Wat wordt gevraagd:
Haal uit de gegevens hieronder de regels die beginnen bij de regel met "heatmap-cell xyxy=(370,504,393,528)" en doorlopen tot en met de regel met "heatmap-cell xyxy=(149,460,172,484)". Geef die regels letterlijk en zonder wijzigingen weer.

Opgeslagen gegevens:
• • •

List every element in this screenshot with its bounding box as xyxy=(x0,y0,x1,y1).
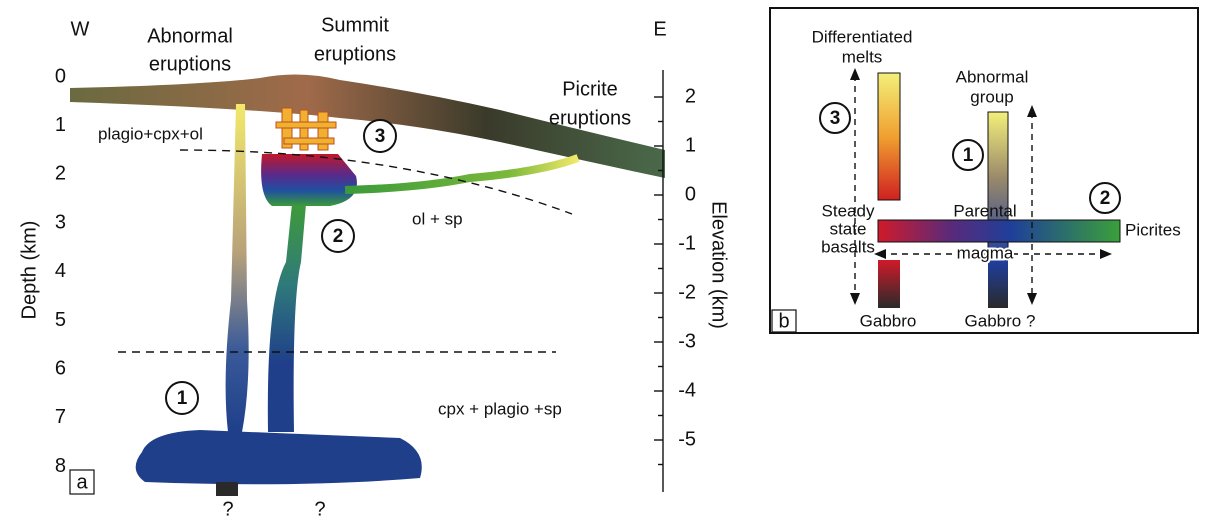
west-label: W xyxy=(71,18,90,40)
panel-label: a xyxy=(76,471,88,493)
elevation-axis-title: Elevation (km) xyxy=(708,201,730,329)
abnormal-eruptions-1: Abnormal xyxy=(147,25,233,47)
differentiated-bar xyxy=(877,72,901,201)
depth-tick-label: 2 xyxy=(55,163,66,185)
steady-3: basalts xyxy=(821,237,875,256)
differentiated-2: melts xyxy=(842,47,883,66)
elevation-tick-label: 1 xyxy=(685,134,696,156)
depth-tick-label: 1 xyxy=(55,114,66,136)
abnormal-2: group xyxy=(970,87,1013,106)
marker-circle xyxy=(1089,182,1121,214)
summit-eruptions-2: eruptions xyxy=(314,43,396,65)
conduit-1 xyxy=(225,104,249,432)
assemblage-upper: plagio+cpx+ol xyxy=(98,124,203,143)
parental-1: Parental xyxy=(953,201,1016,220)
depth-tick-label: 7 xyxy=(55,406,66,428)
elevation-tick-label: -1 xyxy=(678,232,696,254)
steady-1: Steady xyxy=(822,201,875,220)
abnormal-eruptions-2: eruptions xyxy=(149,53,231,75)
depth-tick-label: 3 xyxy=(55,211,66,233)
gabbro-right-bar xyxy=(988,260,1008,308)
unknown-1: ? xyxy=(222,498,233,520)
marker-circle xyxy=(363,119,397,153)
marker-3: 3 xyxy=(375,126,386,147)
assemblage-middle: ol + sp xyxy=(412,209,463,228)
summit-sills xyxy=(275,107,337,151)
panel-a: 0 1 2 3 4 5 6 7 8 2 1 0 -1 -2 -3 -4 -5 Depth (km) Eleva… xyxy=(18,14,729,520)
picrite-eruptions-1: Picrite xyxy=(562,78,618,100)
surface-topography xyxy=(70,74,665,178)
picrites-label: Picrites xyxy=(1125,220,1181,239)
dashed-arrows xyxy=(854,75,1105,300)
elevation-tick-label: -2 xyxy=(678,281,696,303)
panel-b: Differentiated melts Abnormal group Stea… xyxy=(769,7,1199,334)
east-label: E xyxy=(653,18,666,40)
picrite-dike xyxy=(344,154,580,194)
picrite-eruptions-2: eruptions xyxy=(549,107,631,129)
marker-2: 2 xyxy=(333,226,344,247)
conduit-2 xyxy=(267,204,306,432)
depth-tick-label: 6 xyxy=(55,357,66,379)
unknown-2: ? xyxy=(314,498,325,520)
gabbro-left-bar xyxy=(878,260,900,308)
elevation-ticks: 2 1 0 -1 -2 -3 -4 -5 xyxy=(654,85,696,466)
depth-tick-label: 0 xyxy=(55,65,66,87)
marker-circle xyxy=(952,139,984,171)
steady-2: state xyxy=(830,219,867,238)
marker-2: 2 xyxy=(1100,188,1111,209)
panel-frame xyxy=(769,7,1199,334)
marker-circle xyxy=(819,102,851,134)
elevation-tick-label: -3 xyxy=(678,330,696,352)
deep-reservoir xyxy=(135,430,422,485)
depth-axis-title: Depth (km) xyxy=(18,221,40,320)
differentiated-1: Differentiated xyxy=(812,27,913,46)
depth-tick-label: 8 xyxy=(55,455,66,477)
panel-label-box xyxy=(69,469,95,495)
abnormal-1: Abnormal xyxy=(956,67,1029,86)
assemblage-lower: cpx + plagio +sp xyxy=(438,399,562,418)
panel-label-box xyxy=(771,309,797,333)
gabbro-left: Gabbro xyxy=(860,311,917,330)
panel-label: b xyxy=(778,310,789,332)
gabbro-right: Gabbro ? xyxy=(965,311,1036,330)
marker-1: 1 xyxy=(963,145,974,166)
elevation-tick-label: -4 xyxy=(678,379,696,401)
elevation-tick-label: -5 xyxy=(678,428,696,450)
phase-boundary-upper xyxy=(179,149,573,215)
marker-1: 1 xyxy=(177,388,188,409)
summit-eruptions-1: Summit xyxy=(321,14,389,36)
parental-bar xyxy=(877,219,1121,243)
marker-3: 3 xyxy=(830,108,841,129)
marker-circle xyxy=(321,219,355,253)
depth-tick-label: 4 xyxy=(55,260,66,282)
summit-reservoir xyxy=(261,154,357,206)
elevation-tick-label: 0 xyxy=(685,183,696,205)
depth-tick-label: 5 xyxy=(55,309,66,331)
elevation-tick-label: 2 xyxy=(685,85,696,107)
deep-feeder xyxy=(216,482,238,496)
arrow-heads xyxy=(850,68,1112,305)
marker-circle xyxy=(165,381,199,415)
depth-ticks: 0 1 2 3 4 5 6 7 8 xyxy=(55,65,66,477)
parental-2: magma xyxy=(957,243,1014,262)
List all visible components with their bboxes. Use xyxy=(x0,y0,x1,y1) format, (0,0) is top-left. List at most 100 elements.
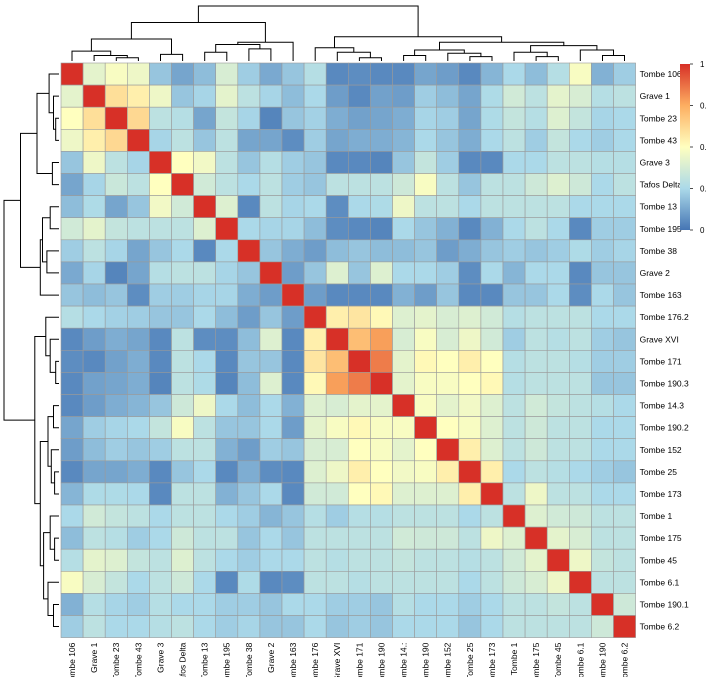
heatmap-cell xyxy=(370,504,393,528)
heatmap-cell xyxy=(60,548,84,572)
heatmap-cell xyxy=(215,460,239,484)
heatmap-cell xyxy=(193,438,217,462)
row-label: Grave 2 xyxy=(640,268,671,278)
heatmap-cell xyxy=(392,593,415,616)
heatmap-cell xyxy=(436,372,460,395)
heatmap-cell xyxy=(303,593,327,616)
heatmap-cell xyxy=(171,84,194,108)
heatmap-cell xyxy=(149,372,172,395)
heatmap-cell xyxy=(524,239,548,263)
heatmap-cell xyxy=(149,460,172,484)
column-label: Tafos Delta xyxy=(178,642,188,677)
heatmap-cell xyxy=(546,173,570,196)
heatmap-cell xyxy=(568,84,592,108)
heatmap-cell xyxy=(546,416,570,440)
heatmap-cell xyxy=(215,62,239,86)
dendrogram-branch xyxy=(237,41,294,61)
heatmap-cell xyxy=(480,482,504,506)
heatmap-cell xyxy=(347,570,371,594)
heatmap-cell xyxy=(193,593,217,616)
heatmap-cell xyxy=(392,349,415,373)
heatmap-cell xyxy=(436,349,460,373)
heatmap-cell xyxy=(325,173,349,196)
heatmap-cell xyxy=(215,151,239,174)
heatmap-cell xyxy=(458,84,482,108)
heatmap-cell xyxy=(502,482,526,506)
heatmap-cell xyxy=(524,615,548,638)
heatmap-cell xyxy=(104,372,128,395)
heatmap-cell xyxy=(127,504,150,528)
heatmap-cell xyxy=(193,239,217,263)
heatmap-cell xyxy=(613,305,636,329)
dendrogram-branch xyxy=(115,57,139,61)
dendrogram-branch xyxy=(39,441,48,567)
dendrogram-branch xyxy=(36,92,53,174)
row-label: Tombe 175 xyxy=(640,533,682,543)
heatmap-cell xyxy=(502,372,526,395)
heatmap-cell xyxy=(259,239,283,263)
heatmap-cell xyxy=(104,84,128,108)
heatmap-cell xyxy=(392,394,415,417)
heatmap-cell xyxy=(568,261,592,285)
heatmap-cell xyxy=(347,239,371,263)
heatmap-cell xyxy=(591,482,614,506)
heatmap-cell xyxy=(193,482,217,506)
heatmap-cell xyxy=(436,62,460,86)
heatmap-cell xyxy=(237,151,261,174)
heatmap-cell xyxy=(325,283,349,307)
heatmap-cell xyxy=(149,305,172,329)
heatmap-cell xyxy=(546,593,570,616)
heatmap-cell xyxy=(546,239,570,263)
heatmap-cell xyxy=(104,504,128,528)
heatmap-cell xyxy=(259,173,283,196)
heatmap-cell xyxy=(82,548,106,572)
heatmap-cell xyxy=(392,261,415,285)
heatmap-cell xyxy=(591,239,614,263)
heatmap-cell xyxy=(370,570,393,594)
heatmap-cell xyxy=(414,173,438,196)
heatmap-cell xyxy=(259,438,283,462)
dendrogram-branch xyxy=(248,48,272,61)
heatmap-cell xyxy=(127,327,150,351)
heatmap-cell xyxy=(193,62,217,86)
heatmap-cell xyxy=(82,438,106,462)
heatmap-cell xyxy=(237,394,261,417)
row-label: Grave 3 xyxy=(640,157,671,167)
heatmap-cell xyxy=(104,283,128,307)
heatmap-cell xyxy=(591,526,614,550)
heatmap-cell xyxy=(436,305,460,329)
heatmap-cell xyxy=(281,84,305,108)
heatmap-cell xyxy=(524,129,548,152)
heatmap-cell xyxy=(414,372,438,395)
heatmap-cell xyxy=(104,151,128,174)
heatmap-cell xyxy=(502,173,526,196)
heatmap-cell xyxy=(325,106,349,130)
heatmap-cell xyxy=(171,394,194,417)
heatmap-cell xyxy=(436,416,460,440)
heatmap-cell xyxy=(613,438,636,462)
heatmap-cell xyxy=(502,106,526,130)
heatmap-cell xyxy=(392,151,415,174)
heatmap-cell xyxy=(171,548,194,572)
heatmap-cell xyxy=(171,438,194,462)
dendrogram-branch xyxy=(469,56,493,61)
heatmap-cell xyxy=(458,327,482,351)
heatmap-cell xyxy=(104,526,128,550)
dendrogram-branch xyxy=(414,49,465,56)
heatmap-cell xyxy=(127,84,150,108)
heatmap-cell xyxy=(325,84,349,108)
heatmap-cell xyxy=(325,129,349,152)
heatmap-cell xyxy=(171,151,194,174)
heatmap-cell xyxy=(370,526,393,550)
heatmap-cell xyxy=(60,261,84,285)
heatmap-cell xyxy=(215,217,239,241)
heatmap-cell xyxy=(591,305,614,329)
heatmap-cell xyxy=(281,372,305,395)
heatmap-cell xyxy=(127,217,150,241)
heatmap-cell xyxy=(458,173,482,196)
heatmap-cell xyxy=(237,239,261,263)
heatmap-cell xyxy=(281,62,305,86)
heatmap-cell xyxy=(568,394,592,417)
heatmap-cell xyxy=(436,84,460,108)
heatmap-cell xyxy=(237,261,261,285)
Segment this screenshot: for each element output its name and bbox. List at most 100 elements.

• • •

Uitwerking:
heatmap-cell xyxy=(370,504,393,528)
heatmap-cell xyxy=(60,548,84,572)
heatmap-cell xyxy=(215,460,239,484)
heatmap-cell xyxy=(193,438,217,462)
row-label: Grave 2 xyxy=(640,268,671,278)
heatmap-cell xyxy=(392,593,415,616)
heatmap-cell xyxy=(436,372,460,395)
heatmap-cell xyxy=(303,593,327,616)
heatmap-cell xyxy=(171,84,194,108)
heatmap-cell xyxy=(149,372,172,395)
heatmap-cell xyxy=(524,239,548,263)
heatmap-cell xyxy=(149,460,172,484)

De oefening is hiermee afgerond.